[Excerpt from a dataset]
========================

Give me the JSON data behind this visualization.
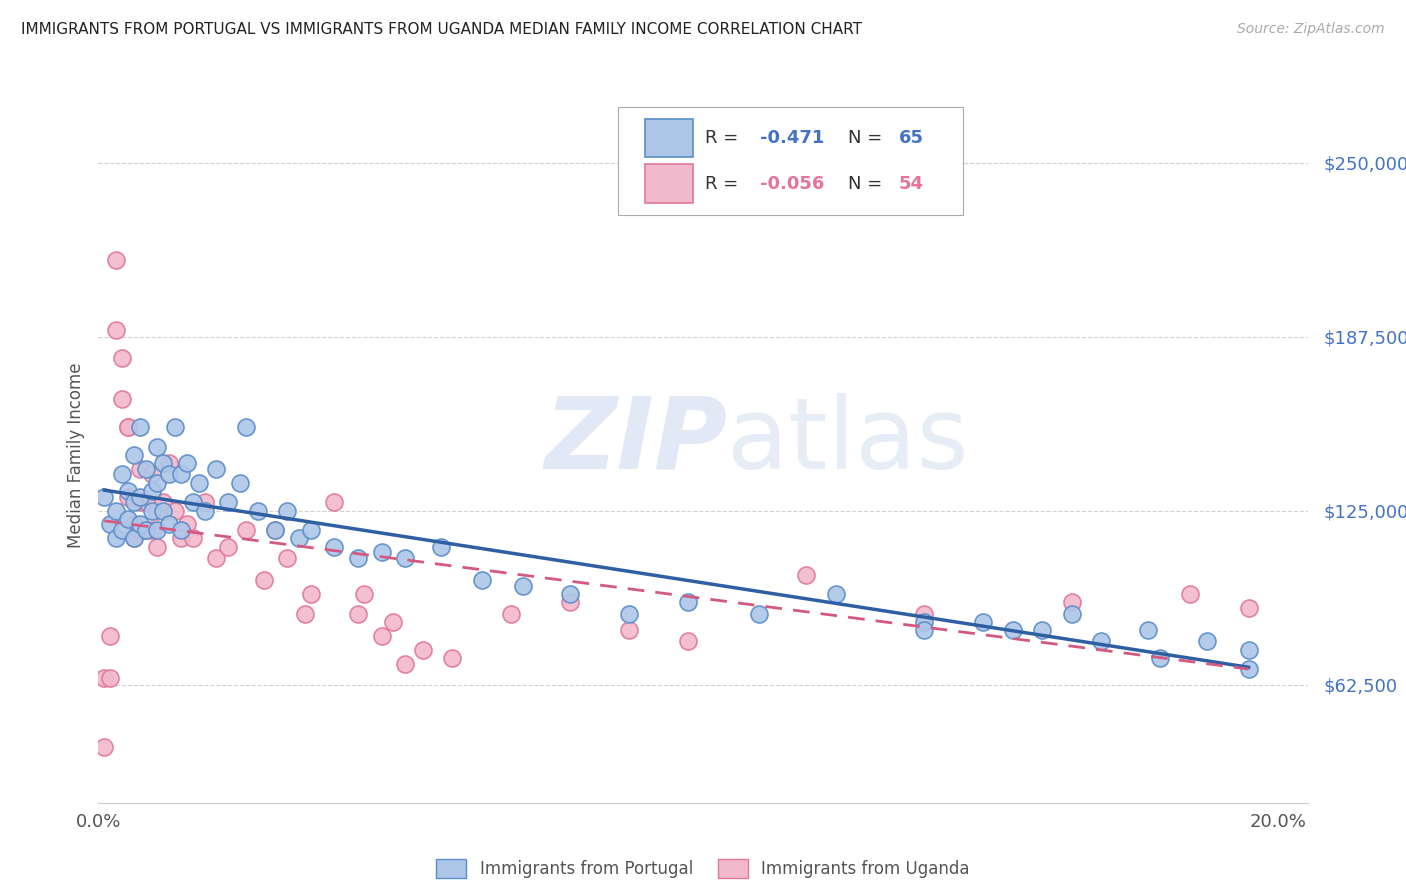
{
  "title": "IMMIGRANTS FROM PORTUGAL VS IMMIGRANTS FROM UGANDA MEDIAN FAMILY INCOME CORRELATION CHART",
  "source": "Source: ZipAtlas.com",
  "ylabel": "Median Family Income",
  "xlim": [
    0.0,
    0.205
  ],
  "ylim": [
    20000,
    270000
  ],
  "yticks": [
    62500,
    125000,
    187500,
    250000
  ],
  "ytick_labels": [
    "$62,500",
    "$125,000",
    "$187,500",
    "$250,000"
  ],
  "xticks": [
    0.0,
    0.05,
    0.1,
    0.15,
    0.2
  ],
  "xtick_labels": [
    "0.0%",
    "",
    "",
    "",
    "20.0%"
  ],
  "background_color": "#ffffff",
  "watermark_zip": "ZIP",
  "watermark_atlas": "atlas",
  "legend_R1_val": "-0.471",
  "legend_N1_val": "65",
  "legend_R2_val": "-0.056",
  "legend_N2_val": "54",
  "color_portugal": "#adc6e8",
  "color_portugal_edge": "#5b8dc8",
  "color_portugal_line": "#2e5fa3",
  "color_uganda": "#f2b8cc",
  "color_uganda_edge": "#e07898",
  "color_uganda_line": "#d45880",
  "portugal_x": [
    0.001,
    0.002,
    0.003,
    0.003,
    0.004,
    0.004,
    0.005,
    0.005,
    0.006,
    0.006,
    0.006,
    0.007,
    0.007,
    0.007,
    0.008,
    0.008,
    0.009,
    0.009,
    0.01,
    0.01,
    0.01,
    0.011,
    0.011,
    0.012,
    0.012,
    0.013,
    0.014,
    0.014,
    0.015,
    0.016,
    0.017,
    0.018,
    0.02,
    0.022,
    0.024,
    0.025,
    0.027,
    0.03,
    0.032,
    0.034,
    0.036,
    0.04,
    0.044,
    0.048,
    0.052,
    0.058,
    0.065,
    0.072,
    0.08,
    0.09,
    0.1,
    0.112,
    0.125,
    0.14,
    0.155,
    0.165,
    0.178,
    0.188,
    0.195,
    0.14,
    0.15,
    0.16,
    0.17,
    0.18,
    0.195
  ],
  "portugal_y": [
    130000,
    120000,
    125000,
    115000,
    138000,
    118000,
    132000,
    122000,
    145000,
    128000,
    115000,
    155000,
    130000,
    120000,
    140000,
    118000,
    132000,
    125000,
    148000,
    135000,
    118000,
    142000,
    125000,
    138000,
    120000,
    155000,
    138000,
    118000,
    142000,
    128000,
    135000,
    125000,
    140000,
    128000,
    135000,
    155000,
    125000,
    118000,
    125000,
    115000,
    118000,
    112000,
    108000,
    110000,
    108000,
    112000,
    100000,
    98000,
    95000,
    88000,
    92000,
    88000,
    95000,
    85000,
    82000,
    88000,
    82000,
    78000,
    75000,
    82000,
    85000,
    82000,
    78000,
    72000,
    68000
  ],
  "uganda_x": [
    0.001,
    0.001,
    0.002,
    0.002,
    0.003,
    0.003,
    0.004,
    0.004,
    0.005,
    0.005,
    0.005,
    0.006,
    0.006,
    0.007,
    0.007,
    0.007,
    0.008,
    0.008,
    0.009,
    0.009,
    0.01,
    0.01,
    0.011,
    0.012,
    0.013,
    0.014,
    0.015,
    0.016,
    0.018,
    0.02,
    0.022,
    0.025,
    0.028,
    0.032,
    0.036,
    0.04,
    0.044,
    0.05,
    0.055,
    0.06,
    0.07,
    0.08,
    0.09,
    0.1,
    0.12,
    0.14,
    0.165,
    0.185,
    0.195,
    0.03,
    0.035,
    0.045,
    0.048,
    0.052
  ],
  "uganda_y": [
    40000,
    65000,
    80000,
    65000,
    215000,
    190000,
    180000,
    165000,
    155000,
    155000,
    130000,
    120000,
    115000,
    140000,
    128000,
    118000,
    118000,
    128000,
    138000,
    118000,
    125000,
    112000,
    128000,
    142000,
    125000,
    115000,
    120000,
    115000,
    128000,
    108000,
    112000,
    118000,
    100000,
    108000,
    95000,
    128000,
    88000,
    85000,
    75000,
    72000,
    88000,
    92000,
    82000,
    78000,
    102000,
    88000,
    92000,
    95000,
    90000,
    118000,
    88000,
    95000,
    80000,
    70000
  ]
}
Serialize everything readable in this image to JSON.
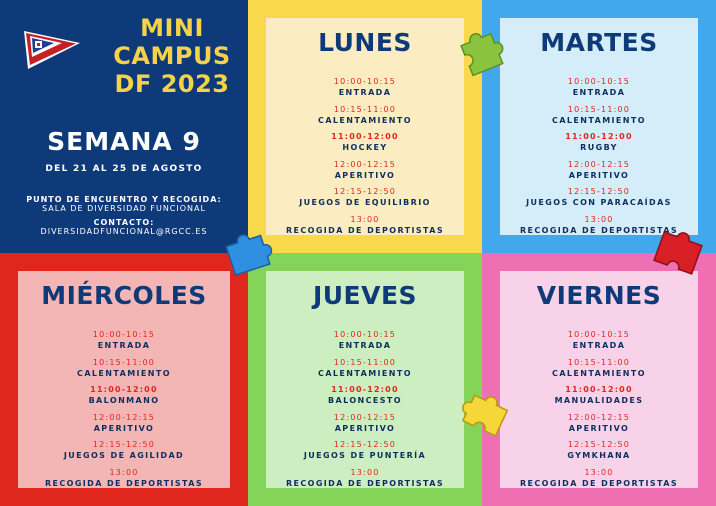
{
  "colors": {
    "navy": "#0e3a7a",
    "yellow": "#f9d94c",
    "blue": "#42a8ee",
    "red": "#e0271e",
    "green": "#84d45a",
    "pink": "#ef6fb3",
    "time_red": "#e2251d"
  },
  "info": {
    "logo": "rgcc-pennant-logo",
    "title_lines": [
      "MINI",
      "CAMPUS",
      "DF 2023"
    ],
    "semana": "SEMANA 9",
    "dates": "DEL 21 AL 25 DE AGOSTO",
    "meeting_label": "PUNTO DE ENCUENTRO Y RECOGIDA:",
    "meeting_place": "SALA DE DIVERSIDAD FUNCIONAL",
    "contact_label": "CONTACTO:",
    "contact_email": "DIVERSIDADFUNCIONAL@RGCC.ES"
  },
  "days": [
    {
      "name": "LUNES",
      "schedule": [
        {
          "time": "10:00-10:15",
          "activity": "ENTRADA"
        },
        {
          "time": "10:15-11:00",
          "activity": "CALENTAMIENTO"
        },
        {
          "time": "11:00-12:00",
          "activity": "HOCKEY"
        },
        {
          "time": "12:00-12:15",
          "activity": "APERITIVO"
        },
        {
          "time": "12:15-12:50",
          "activity": "JUEGOS DE EQUILIBRIO"
        },
        {
          "time": "13:00",
          "activity": "RECOGIDA DE DEPORTISTAS"
        }
      ]
    },
    {
      "name": "MARTES",
      "schedule": [
        {
          "time": "10:00-10:15",
          "activity": "ENTRADA"
        },
        {
          "time": "10:15-11:00",
          "activity": "CALENTAMIENTO"
        },
        {
          "time": "11:00-12:00",
          "activity": "RUGBY"
        },
        {
          "time": "12:00-12:15",
          "activity": "APERITIVO"
        },
        {
          "time": "12:15-12:50",
          "activity": "JUEGOS CON PARACAÍDAS"
        },
        {
          "time": "13:00",
          "activity": "RECOGIDA DE DEPORTISTAS"
        }
      ]
    },
    {
      "name": "MIÉRCOLES",
      "schedule": [
        {
          "time": "10:00-10:15",
          "activity": "ENTRADA"
        },
        {
          "time": "10:15-11:00",
          "activity": "CALENTAMIENTO"
        },
        {
          "time": "11:00-12:00",
          "activity": "BALONMANO"
        },
        {
          "time": "12:00-12:15",
          "activity": "APERITIVO"
        },
        {
          "time": "12:15-12:50",
          "activity": "JUEGOS DE AGILIDAD"
        },
        {
          "time": "13:00",
          "activity": "RECOGIDA DE DEPORTISTAS"
        }
      ]
    },
    {
      "name": "JUEVES",
      "schedule": [
        {
          "time": "10:00-10:15",
          "activity": "ENTRADA"
        },
        {
          "time": "10:15-11:00",
          "activity": "CALENTAMIENTO"
        },
        {
          "time": "11:00-12:00",
          "activity": "BALONCESTO"
        },
        {
          "time": "12:00-12:15",
          "activity": "APERITIVO"
        },
        {
          "time": "12:15-12:50",
          "activity": "JUEGOS DE PUNTERÍA"
        },
        {
          "time": "13:00",
          "activity": "RECOGIDA DE DEPORTISTAS"
        }
      ]
    },
    {
      "name": "VIERNES",
      "schedule": [
        {
          "time": "10:00-10:15",
          "activity": "ENTRADA"
        },
        {
          "time": "10:15-11:00",
          "activity": "CALENTAMIENTO"
        },
        {
          "time": "11:00-12:00",
          "activity": "MANUALIDADES"
        },
        {
          "time": "12:00-12:15",
          "activity": "APERITIVO"
        },
        {
          "time": "12:15-12:50",
          "activity": "GYMKHANA"
        },
        {
          "time": "13:00",
          "activity": "RECOGIDA DE DEPORTISTAS"
        }
      ]
    }
  ],
  "decorations": [
    "green-puzzle-piece-icon",
    "blue-puzzle-piece-icon",
    "red-puzzle-piece-icon",
    "yellow-puzzle-piece-icon"
  ]
}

========================

● **EXERCISE PROMPT**:
Copy out the lines that hold "green".

● **RESPONSE**:
    "green": "#84d45a",
    "green-puzzle-piece-icon",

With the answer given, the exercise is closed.